> YOUR TASK
Return each entry exactly, omitting nothing.
======== RECORDS SHOWN ========
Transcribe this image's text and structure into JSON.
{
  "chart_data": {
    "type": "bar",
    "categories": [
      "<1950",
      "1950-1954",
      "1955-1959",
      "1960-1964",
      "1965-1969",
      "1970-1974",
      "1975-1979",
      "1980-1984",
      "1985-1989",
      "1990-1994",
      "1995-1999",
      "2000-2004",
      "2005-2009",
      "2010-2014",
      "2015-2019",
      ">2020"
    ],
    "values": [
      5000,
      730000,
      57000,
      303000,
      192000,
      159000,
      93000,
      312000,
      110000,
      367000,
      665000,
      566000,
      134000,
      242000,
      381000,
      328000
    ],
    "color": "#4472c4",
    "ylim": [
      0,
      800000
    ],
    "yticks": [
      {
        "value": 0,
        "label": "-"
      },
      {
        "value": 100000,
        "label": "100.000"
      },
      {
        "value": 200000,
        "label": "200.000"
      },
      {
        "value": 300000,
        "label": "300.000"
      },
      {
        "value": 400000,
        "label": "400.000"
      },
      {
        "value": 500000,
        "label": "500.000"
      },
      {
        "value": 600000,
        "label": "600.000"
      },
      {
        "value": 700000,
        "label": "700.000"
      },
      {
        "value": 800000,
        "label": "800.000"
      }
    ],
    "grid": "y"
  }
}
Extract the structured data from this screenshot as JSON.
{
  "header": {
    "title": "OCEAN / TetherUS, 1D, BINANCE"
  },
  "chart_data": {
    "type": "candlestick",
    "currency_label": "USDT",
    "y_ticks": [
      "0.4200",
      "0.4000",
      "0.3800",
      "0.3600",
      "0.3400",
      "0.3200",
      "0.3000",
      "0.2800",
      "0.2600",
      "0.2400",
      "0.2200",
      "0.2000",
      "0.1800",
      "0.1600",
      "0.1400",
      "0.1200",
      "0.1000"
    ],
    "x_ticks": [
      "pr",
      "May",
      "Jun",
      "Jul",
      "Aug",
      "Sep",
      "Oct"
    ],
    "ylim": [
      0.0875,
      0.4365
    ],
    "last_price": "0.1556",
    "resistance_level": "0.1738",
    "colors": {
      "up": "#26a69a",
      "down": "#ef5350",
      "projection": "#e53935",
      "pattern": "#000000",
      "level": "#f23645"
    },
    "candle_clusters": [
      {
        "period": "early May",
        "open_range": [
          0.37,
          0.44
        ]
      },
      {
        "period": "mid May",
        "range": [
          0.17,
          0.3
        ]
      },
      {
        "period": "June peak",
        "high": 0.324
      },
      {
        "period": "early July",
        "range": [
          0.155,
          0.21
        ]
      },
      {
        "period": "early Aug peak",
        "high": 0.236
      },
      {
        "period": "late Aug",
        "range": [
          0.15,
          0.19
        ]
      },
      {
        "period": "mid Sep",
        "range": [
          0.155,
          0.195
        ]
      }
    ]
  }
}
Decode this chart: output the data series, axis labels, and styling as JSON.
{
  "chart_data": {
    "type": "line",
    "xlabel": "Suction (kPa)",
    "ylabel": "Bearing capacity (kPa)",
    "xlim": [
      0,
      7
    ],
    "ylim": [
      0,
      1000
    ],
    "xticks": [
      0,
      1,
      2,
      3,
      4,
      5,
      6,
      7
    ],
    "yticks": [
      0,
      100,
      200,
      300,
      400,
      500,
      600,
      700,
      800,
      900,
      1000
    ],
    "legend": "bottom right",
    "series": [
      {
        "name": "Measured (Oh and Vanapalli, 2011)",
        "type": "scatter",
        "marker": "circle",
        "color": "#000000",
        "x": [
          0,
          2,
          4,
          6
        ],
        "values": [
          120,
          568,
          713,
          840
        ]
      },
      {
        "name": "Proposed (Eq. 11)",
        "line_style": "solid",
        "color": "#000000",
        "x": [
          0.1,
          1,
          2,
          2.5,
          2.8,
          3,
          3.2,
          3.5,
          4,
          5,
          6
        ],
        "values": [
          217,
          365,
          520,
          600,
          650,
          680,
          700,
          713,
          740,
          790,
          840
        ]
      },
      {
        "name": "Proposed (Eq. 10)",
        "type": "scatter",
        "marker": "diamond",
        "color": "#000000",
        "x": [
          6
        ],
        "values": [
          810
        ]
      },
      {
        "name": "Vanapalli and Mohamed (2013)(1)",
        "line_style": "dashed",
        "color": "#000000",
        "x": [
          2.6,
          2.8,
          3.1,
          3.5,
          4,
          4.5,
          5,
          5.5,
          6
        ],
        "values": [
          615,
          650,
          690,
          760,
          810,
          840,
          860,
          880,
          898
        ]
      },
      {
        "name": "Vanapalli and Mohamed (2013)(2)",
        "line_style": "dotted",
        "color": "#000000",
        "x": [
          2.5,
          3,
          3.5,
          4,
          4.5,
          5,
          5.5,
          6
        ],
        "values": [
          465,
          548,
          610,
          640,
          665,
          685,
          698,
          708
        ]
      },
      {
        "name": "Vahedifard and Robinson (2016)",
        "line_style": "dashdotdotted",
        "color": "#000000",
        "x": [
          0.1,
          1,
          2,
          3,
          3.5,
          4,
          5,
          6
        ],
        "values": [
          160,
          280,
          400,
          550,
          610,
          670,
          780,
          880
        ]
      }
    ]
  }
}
========
> ANSWER TO THE TASK
Transcribe this image's text and structure into JSON.
{
  "chart_data": {
    "type": "bar",
    "categories": [
      "<1950",
      "1950-1954",
      "1955-1959",
      "1960-1964",
      "1965-1969",
      "1970-1974",
      "1975-1979",
      "1980-1984",
      "1985-1989",
      "1990-1994",
      "1995-1999",
      "2000-2004",
      "2005-2009",
      "2010-2014",
      "2015-2019",
      ">2020"
    ],
    "values": [
      5000,
      730000,
      57000,
      303000,
      192000,
      159000,
      93000,
      312000,
      110000,
      367000,
      665000,
      566000,
      134000,
      242000,
      381000,
      328000
    ],
    "color": "#4472c4",
    "ylim": [
      0,
      800000
    ],
    "yticks": [
      {
        "value": 0,
        "label": "-"
      },
      {
        "value": 100000,
        "label": "100.000"
      },
      {
        "value": 200000,
        "label": "200.000"
      },
      {
        "value": 300000,
        "label": "300.000"
      },
      {
        "value": 400000,
        "label": "400.000"
      },
      {
        "value": 500000,
        "label": "500.000"
      },
      {
        "value": 600000,
        "label": "600.000"
      },
      {
        "value": 700000,
        "label": "700.000"
      },
      {
        "value": 800000,
        "label": "800.000"
      }
    ],
    "grid": "y"
  }
}
Extract the structured data from this screenshot as JSON.
{
  "header": {
    "title": "OCEAN / TetherUS, 1D, BINANCE"
  },
  "chart_data": {
    "type": "candlestick",
    "currency_label": "USDT",
    "y_ticks": [
      "0.4200",
      "0.4000",
      "0.3800",
      "0.3600",
      "0.3400",
      "0.3200",
      "0.3000",
      "0.2800",
      "0.2600",
      "0.2400",
      "0.2200",
      "0.2000",
      "0.1800",
      "0.1600",
      "0.1400",
      "0.1200",
      "0.1000"
    ],
    "x_ticks": [
      "pr",
      "May",
      "Jun",
      "Jul",
      "Aug",
      "Sep",
      "Oct"
    ],
    "ylim": [
      0.0875,
      0.4365
    ],
    "last_price": "0.1556",
    "resistance_level": "0.1738",
    "colors": {
      "up": "#26a69a",
      "down": "#ef5350",
      "projection": "#e53935",
      "pattern": "#000000",
      "level": "#f23645"
    },
    "candle_clusters": [
      {
        "period": "early May",
        "open_range": [
          0.37,
          0.44
        ]
      },
      {
        "period": "mid May",
        "range": [
          0.17,
          0.3
        ]
      },
      {
        "period": "June peak",
        "high": 0.324
      },
      {
        "period": "early July",
        "range": [
          0.155,
          0.21
        ]
      },
      {
        "period": "early Aug peak",
        "high": 0.236
      },
      {
        "period": "late Aug",
        "range": [
          0.15,
          0.19
        ]
      },
      {
        "period": "mid Sep",
        "range": [
          0.155,
          0.195
        ]
      }
    ]
  }
}
Decode this chart: output the data series, axis labels, and styling as JSON.
{
  "chart_data": {
    "type": "line",
    "xlabel": "Suction (kPa)",
    "ylabel": "Bearing capacity (kPa)",
    "xlim": [
      0,
      7
    ],
    "ylim": [
      0,
      1000
    ],
    "xticks": [
      0,
      1,
      2,
      3,
      4,
      5,
      6,
      7
    ],
    "yticks": [
      0,
      100,
      200,
      300,
      400,
      500,
      600,
      700,
      800,
      900,
      1000
    ],
    "legend": "bottom right",
    "series": [
      {
        "name": "Measured (Oh and Vanapalli, 2011)",
        "type": "scatter",
        "marker": "circle",
        "color": "#000000",
        "x": [
          0,
          2,
          4,
          6
        ],
        "values": [
          120,
          568,
          713,
          840
        ]
      },
      {
        "name": "Proposed (Eq. 11)",
        "line_style": "solid",
        "color": "#000000",
        "x": [
          0.1,
          1,
          2,
          2.5,
          2.8,
          3,
          3.2,
          3.5,
          4,
          5,
          6
        ],
        "values": [
          217,
          365,
          520,
          600,
          650,
          680,
          700,
          713,
          740,
          790,
          840
        ]
      },
      {
        "name": "Proposed (Eq. 10)",
        "type": "scatter",
        "marker": "diamond",
        "color": "#000000",
        "x": [
          6
        ],
        "values": [
          810
        ]
      },
      {
        "name": "Vanapalli and Mohamed (2013)(1)",
        "line_style": "dashed",
        "color": "#000000",
        "x": [
          2.6,
          2.8,
          3.1,
          3.5,
          4,
          4.5,
          5,
          5.5,
          6
        ],
        "values": [
          615,
          650,
          690,
          760,
          810,
          840,
          860,
          880,
          898
        ]
      },
      {
        "name": "Vanapalli and Mohamed (2013)(2)",
        "line_style": "dotted",
        "color": "#000000",
        "x": [
          2.5,
          3,
          3.5,
          4,
          4.5,
          5,
          5.5,
          6
        ],
        "values": [
          465,
          548,
          610,
          640,
          665,
          685,
          698,
          708
        ]
      },
      {
        "name": "Vahedifard and Robinson (2016)",
        "line_style": "dashdotdotted",
        "color": "#000000",
        "x": [
          0.1,
          1,
          2,
          3,
          3.5,
          4,
          5,
          6
        ],
        "values": [
          160,
          280,
          400,
          550,
          610,
          670,
          780,
          880
        ]
      }
    ]
  }
}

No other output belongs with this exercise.